__Requirement__: Search the data for the word "ยงและแพร" and copy every line that contains it.

__Saved entries__:
——
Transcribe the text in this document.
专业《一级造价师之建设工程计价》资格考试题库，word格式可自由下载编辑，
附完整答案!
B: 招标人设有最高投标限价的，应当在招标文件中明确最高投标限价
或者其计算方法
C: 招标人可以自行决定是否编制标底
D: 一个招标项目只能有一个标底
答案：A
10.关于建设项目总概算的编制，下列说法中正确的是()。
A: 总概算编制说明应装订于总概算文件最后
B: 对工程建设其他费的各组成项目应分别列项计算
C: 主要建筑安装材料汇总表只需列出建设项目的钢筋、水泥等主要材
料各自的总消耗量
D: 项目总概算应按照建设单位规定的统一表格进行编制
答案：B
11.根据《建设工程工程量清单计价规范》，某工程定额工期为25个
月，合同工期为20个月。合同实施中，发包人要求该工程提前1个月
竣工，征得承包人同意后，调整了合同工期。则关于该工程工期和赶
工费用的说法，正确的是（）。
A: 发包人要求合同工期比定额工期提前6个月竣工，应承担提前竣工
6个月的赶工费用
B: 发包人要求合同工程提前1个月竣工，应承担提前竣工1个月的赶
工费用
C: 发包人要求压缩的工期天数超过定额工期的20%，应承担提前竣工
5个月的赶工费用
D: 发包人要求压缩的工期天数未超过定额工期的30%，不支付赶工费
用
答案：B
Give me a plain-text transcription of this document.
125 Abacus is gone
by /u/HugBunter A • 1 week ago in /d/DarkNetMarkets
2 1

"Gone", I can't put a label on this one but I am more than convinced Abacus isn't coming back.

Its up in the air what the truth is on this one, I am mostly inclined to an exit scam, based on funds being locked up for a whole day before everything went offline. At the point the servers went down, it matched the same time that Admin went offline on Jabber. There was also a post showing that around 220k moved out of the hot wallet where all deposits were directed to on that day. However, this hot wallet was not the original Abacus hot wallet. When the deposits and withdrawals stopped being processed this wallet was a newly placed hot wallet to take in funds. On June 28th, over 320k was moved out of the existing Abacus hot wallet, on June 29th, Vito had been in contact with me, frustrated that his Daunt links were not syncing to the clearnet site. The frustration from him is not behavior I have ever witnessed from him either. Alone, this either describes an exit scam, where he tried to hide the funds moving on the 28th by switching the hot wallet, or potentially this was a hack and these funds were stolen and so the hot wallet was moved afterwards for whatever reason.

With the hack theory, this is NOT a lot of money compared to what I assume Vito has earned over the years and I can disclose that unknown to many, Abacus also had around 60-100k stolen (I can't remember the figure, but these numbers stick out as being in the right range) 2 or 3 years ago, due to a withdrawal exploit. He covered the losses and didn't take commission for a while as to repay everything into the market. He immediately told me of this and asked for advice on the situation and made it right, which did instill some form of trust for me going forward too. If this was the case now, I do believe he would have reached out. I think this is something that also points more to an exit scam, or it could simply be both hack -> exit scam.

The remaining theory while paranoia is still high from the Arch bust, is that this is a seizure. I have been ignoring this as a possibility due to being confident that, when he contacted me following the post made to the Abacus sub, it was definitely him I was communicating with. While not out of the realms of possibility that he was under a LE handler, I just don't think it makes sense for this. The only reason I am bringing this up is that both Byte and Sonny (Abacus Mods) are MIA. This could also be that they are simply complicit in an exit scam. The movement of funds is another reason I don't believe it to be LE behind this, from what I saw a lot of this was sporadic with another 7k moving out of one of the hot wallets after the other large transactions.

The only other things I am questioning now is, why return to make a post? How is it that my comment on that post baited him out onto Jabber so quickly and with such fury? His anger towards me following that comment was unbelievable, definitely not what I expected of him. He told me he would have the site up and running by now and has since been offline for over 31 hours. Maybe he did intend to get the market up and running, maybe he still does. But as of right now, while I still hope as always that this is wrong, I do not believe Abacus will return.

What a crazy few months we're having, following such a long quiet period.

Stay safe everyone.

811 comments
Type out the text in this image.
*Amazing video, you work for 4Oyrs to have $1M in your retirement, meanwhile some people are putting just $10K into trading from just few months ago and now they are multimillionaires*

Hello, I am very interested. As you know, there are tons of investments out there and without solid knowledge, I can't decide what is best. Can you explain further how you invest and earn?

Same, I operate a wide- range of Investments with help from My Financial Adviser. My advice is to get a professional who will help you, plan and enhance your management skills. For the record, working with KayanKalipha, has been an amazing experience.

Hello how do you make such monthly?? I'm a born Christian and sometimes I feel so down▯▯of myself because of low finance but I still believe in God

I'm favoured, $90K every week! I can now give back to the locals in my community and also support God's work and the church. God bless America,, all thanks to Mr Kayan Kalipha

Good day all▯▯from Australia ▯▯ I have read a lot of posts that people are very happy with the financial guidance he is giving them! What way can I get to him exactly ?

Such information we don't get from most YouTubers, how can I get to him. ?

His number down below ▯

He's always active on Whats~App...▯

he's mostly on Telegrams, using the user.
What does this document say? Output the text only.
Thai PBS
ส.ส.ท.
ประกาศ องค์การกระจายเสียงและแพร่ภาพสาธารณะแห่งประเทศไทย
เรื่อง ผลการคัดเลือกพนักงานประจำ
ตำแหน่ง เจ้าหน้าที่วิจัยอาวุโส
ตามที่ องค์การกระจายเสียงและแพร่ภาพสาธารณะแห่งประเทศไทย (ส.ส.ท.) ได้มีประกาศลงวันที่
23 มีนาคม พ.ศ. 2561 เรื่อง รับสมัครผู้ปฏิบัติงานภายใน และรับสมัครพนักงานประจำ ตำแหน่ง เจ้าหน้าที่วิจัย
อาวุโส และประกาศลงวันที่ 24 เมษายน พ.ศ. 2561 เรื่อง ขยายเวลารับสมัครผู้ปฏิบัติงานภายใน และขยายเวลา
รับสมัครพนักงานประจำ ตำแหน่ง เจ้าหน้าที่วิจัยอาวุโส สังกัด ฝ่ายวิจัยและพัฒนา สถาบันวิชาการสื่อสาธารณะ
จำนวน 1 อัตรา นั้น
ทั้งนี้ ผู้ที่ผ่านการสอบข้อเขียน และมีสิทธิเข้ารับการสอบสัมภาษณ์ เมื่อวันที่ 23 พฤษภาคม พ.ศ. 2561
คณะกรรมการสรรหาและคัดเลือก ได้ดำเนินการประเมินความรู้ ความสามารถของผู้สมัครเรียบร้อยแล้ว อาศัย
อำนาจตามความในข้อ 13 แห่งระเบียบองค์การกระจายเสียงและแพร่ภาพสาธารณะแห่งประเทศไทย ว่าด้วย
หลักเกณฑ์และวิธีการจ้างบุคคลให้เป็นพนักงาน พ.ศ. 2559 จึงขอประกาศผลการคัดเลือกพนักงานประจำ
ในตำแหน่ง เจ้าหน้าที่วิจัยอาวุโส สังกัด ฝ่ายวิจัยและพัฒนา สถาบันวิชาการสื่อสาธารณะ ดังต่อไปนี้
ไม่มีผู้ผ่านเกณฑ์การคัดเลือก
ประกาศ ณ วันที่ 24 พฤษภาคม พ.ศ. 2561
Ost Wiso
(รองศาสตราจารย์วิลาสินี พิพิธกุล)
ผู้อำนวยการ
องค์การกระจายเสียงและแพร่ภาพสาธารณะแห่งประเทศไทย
——
__Solution below__:
ประกาศ องค์การกระจายเสียงและแพร่ภาพสาธารณะแห่งประเทศไทย
ตามที่ องค์การกระจายเสียงและแพร่ภาพสาธารณะแห่งประเทศไทย (ส.ส.ท.) ได้มีประกาศลงวันที่
อำนาจตามความในข้อ 13 แห่งระเบียบองค์การกระจายเสียงและแพร่ภาพสาธารณะแห่งประเทศไทย ว่าด้วย
องค์การกระจายเสียงและแพร่ภาพสาธารณะแห่งประเทศไทย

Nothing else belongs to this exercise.